> [Given problem]: Search the data for the word "Weihnachten" and copy every line that contains it.

> [Provided records]:

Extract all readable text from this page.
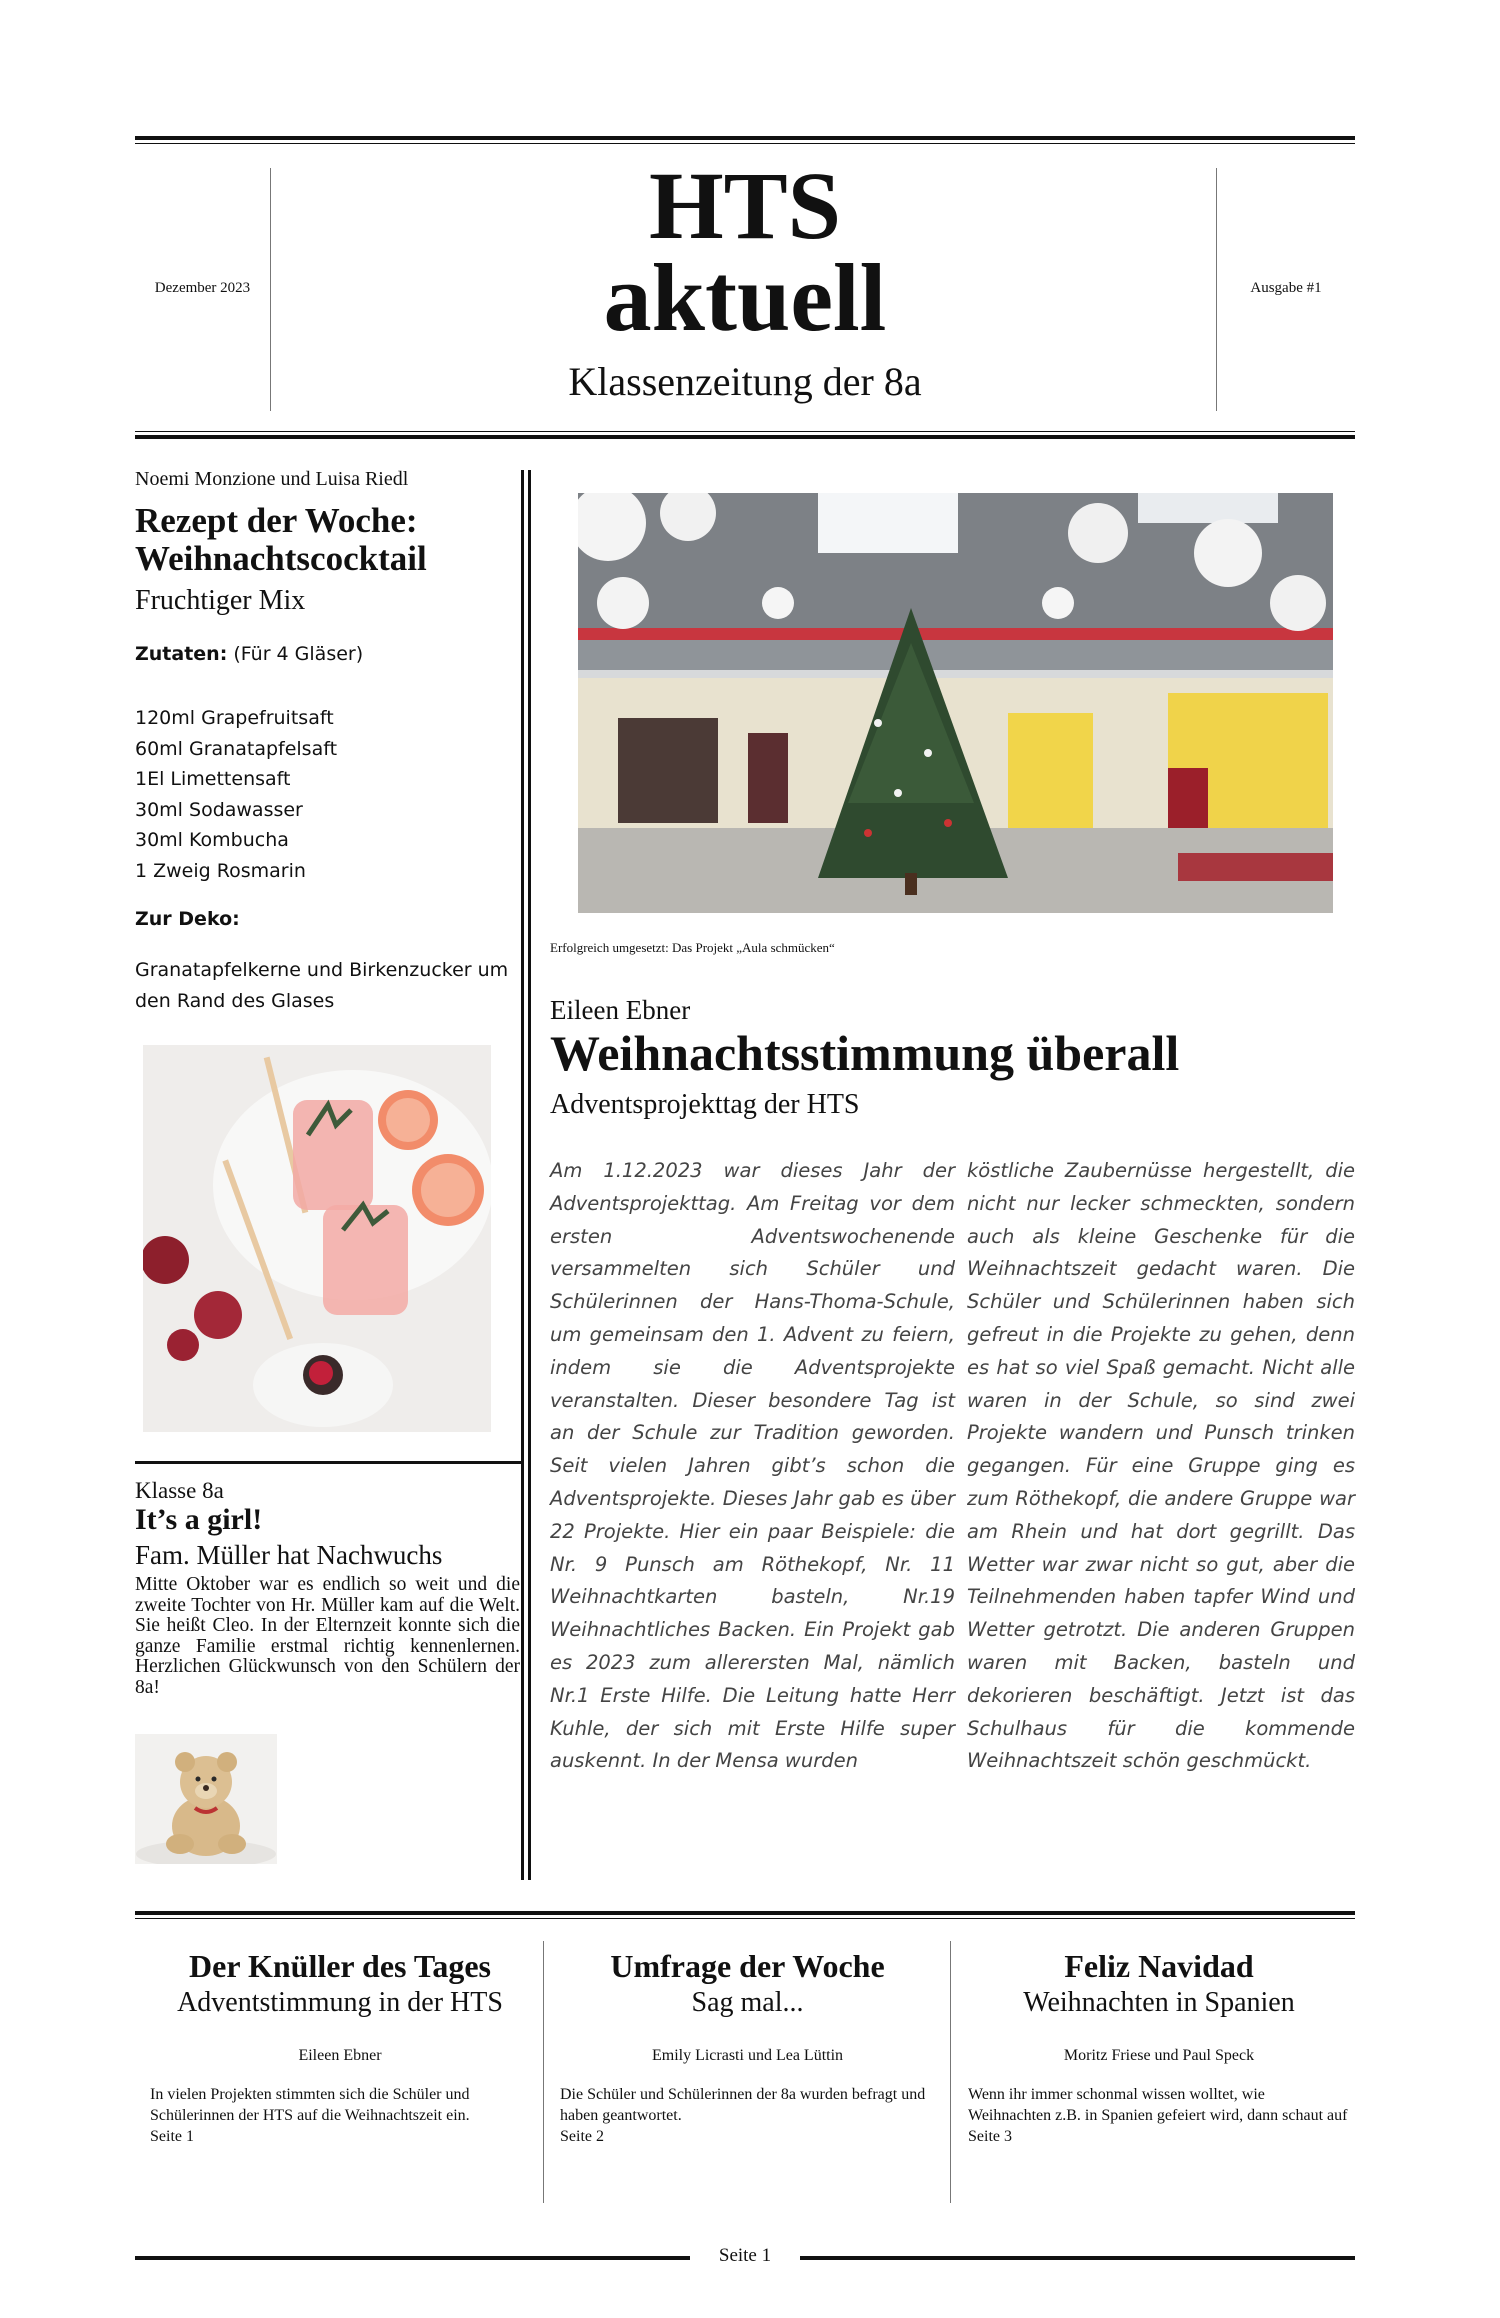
Dezember 2023	Ausgabe #1
HTS
aktuell
Klassenzeitung der 8a
Noemi Monzione und Luisa Riedl
Rezept der Woche:
Weihnachtscocktail
Fruchtiger Mix
Zutaten: (Für 4 Gläser)
120ml Grapefruitsaft
60ml Granatapfelsaft
1El Limettensaft
30ml Sodawasser
30ml Kombucha
1 Zweig Rosmarin
Zur Deko:
Granatapfelkerne und Birkenzucker um den Rand des Glases
Klasse 8a
It’s a girl!
Fam. Müller hat Nachwuchs
Mitte Oktober war es endlich so weit und die zweite Tochter von Hr. Müller kam auf die Welt. Sie heißt Cleo. In der Elternzeit konnte sich die ganze Familie erstmal richtig kennenlernen. Herzlichen Glückwunsch von den Schülern der 8a!
Erfolgreich umgesetzt: Das Projekt „Aula schmücken“
Eileen Ebner
Weihnachtsstimmung überall
Adventsprojekttag der HTS
Am 1.12.2023 war dieses Jahr der Adventsprojekttag. Am Freitag vor dem ersten Adventswochenende versammelten sich Schüler und Schülerinnen der Hans-Thoma-Schule, um gemeinsam den 1. Advent zu feiern, indem sie die Adventsprojekte veranstalten. Dieser besondere Tag ist an der Schule zur Tradition geworden. Seit vielen Jahren gibt’s schon die Adventsprojekte. Dieses Jahr gab es über 22 Projekte. Hier ein paar Beispiele: die Nr. 9 Punsch am Röthekopf, Nr. 11 Weihnachtkarten basteln, Nr.19 Weihnachtliches Backen. Ein Projekt gab es 2023 zum allerersten Mal, nämlich Nr.1 Erste Hilfe. Die Leitung hatte Herr Kuhle, der sich mit Erste Hilfe super auskennt. In der Mensa wurden
köstliche Zaubernüsse hergestellt, die nicht nur lecker schmeckten, sondern auch als kleine Geschenke für die Weihnachtszeit gedacht waren. Die Schüler und Schülerinnen haben sich gefreut in die Projekte zu gehen, denn es hat so viel Spaß gemacht. Nicht alle waren in der Schule, so sind zwei Projekte wandern und Punsch trinken gegangen. Für eine Gruppe ging es zum Röthekopf, die andere Gruppe war am Rhein und hat dort gegrillt. Das Wetter war zwar nicht so gut, aber die Teilnehmenden haben tapfer Wind und Wetter getrotzt. Die anderen Gruppen waren mit Backen, basteln und dekorieren beschäftigt. Jetzt ist das Schulhaus für die kommende Weihnachtszeit schön geschmückt.
Der Knüller des Tages
Adventstimmung in der HTS
Eileen Ebner
In vielen Projekten stimmten sich die Schüler und Schülerinnen der HTS auf die Weihnachtszeit ein.
Seite 1
Umfrage der Woche
Sag mal...
Emily Licrasti und Lea Lüttin
Die Schüler und Schülerinnen der 8a wurden befragt und haben geantwortet.
Seite 2
Feliz Navidad
Weihnachten in Spanien
Moritz Friese und Paul Speck
Wenn ihr immer schonmal wissen wolltet, wie Weihnachten z.B. in Spanien gefeiert wird, dann schaut auf
Seite 3
Seite 1
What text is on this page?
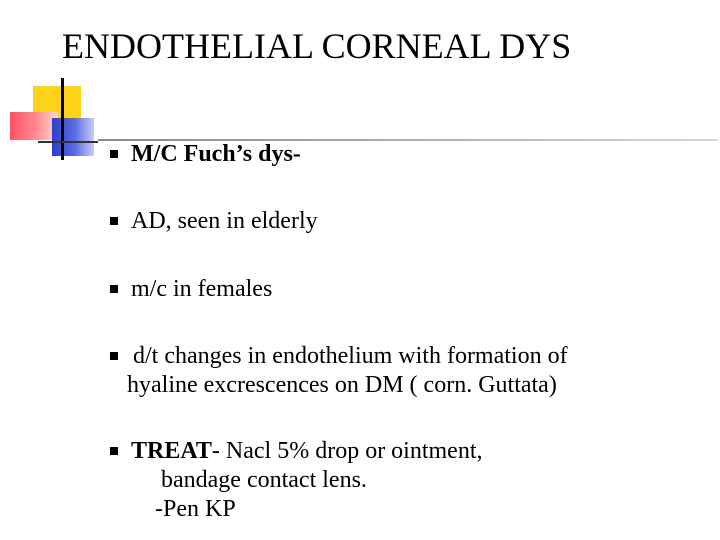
ENDOTHELIAL CORNEAL DYS
M/C Fuch’s dys-
AD, seen in elderly
m/c in females
d/t changes in endothelium with formation of
hyaline excrescences on DM ( corn. Guttata)
TREAT- Nacl 5% drop or ointment,
bandage contact lens.
-Pen KP
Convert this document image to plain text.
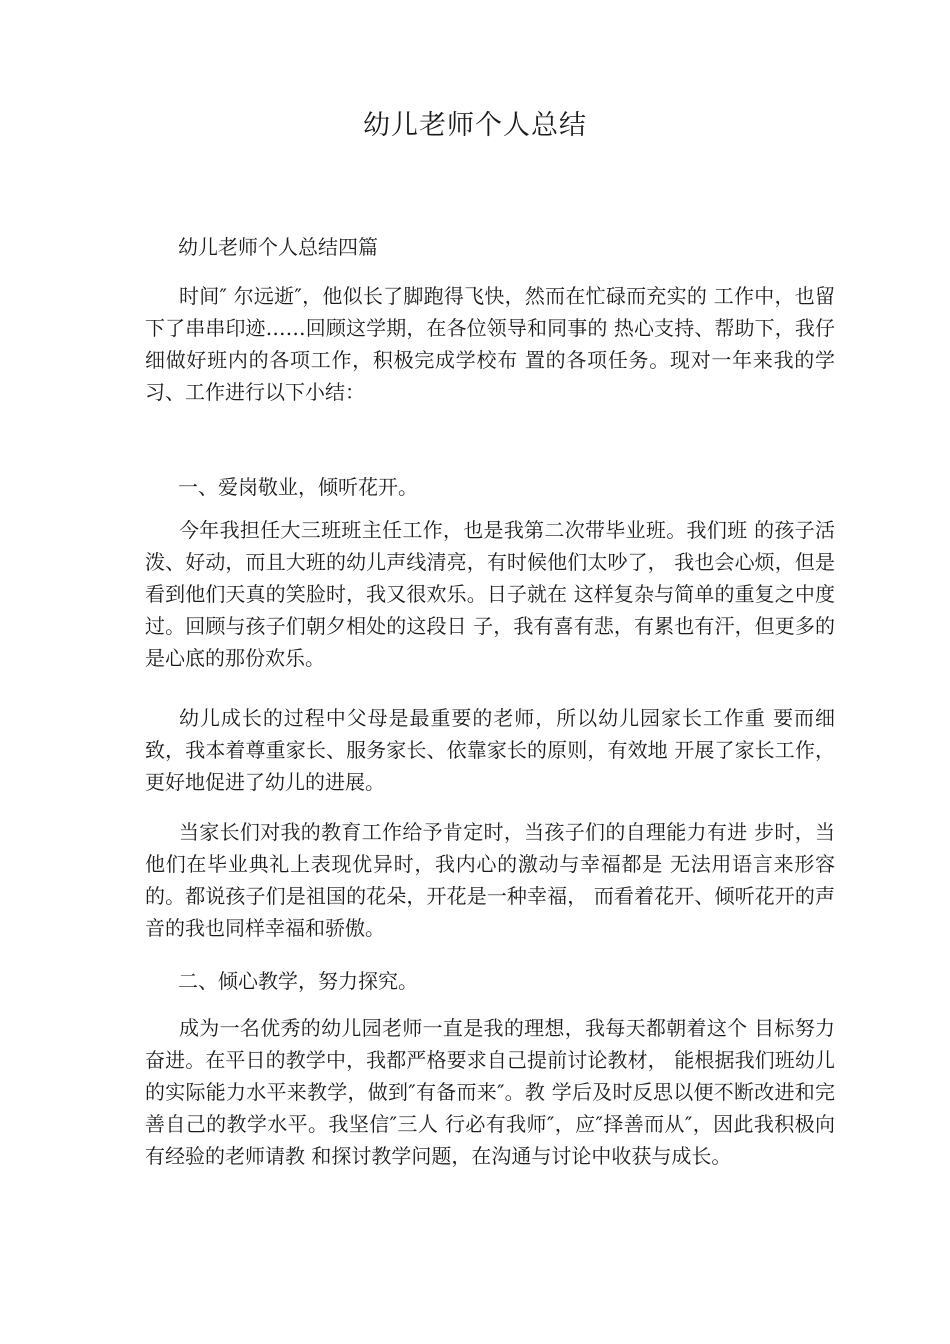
幼儿老师个人总结
幼儿老师个人总结四篇

时间″ 尔远逝″，他似长了脚跑得飞快，然而在忙碌而充实的 工作中，也留下了串串印迹……回顾这学期，在各位领导和同事的 热心支持、帮助下，我仔细做好班内的各项工作，积极完成学校布 置的各项任务。现对一年来我的学习、工作进行以下小结：

一、爱岗敬业，倾听花开。

今年我担任大三班班主任工作，也是我第二次带毕业班。我们班 的孩子活泼、好动，而且大班的幼儿声线清亮，有时候他们太吵了， 我也会心烦，但是看到他们天真的笑脸时，我又很欢乐。日子就在 这样复杂与简单的重复之中度过。回顾与孩子们朝夕相处的这段日 子，我有喜有悲，有累也有汗，但更多的是心底的那份欢乐。

幼儿成长的过程中父母是最重要的老师，所以幼儿园家长工作重 要而细致，我本着尊重家长、服务家长、依靠家长的原则，有效地 开展了家长工作，更好地促进了幼儿的进展。

当家长们对我的教育工作给予肯定时，当孩子们的自理能力有进 步时，当他们在毕业典礼上表现优异时，我内心的激动与幸福都是 无法用语言来形容的。都说孩子们是祖国的花朵，开花是一种幸福， 而看着花开、倾听花开的声音的我也同样幸福和骄傲。

二、倾心教学，努力探究。

成为一名优秀的幼儿园老师一直是我的理想，我每天都朝着这个 目标努力奋进。在平日的教学中，我都严格要求自己提前讨论教材， 能根据我们班幼儿的实际能力水平来教学，做到″有备而来″。教 学后及时反思以便不断改进和完善自己的教学水平。我坚信″三人 行必有我师″，应″择善而从″，因此我积极向有经验的老师请教 和探讨教学问题，在沟通与讨论中收获与成长。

> [Correct answer]:
Weihnachten in Spanien
Wenn ihr immer schonmal wissen wolltet, wie Weihnachten z.B. in Spanien gefeiert wird, dann schaut auf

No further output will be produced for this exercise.